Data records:
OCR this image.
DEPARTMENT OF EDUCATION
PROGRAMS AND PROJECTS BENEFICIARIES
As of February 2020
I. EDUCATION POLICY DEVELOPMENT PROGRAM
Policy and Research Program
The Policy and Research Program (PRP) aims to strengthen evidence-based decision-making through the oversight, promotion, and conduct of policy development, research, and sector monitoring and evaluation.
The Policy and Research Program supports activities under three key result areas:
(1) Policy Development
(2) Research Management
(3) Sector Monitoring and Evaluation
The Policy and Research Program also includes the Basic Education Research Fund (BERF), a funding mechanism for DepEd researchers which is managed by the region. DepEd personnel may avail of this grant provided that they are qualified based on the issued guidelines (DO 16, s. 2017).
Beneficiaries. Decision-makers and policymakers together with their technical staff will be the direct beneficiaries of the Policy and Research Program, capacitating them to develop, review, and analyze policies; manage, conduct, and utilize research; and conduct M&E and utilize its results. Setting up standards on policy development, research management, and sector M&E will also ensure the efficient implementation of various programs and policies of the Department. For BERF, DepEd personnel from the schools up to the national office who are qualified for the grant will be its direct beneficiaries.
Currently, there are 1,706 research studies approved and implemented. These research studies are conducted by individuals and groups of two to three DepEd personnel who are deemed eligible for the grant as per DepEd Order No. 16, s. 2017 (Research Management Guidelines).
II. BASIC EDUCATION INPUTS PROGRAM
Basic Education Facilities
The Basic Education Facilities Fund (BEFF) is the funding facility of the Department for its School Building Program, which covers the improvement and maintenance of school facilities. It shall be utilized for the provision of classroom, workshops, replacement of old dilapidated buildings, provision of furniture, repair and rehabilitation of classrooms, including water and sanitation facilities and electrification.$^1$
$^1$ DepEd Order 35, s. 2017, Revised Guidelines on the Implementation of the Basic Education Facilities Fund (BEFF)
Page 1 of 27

◆ **Work to be completed**:
Give the number of lines in the records above that contain the word "Facilities". Reply with that number alone.

◆ **Problem solution**:
3